--- What is expected ---
For this exercise, copy out each line of the material below that includes "color".
**** Given information ****
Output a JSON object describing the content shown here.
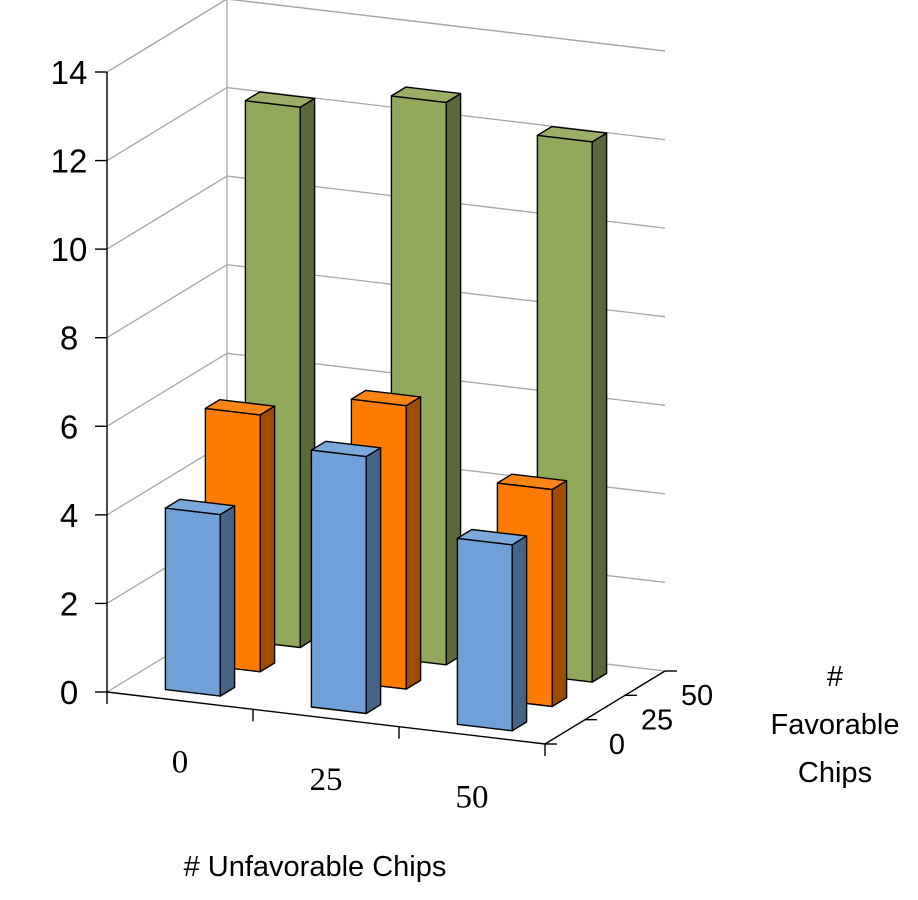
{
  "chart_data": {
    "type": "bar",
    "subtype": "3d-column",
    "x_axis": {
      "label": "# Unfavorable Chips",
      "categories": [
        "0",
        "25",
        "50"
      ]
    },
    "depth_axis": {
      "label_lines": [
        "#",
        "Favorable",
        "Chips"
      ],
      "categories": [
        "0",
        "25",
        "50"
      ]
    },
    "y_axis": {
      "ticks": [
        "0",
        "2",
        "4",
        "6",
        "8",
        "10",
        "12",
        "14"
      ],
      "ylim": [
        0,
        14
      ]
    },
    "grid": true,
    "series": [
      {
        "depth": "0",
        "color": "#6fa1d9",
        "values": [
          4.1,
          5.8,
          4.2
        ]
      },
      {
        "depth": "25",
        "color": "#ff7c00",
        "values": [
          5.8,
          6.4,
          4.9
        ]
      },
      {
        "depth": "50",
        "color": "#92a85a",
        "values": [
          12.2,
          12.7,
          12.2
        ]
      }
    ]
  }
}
****
--- Complete answer ---
        "color": "#6fa1d9",
        "color": "#ff7c00",
        "color": "#92a85a",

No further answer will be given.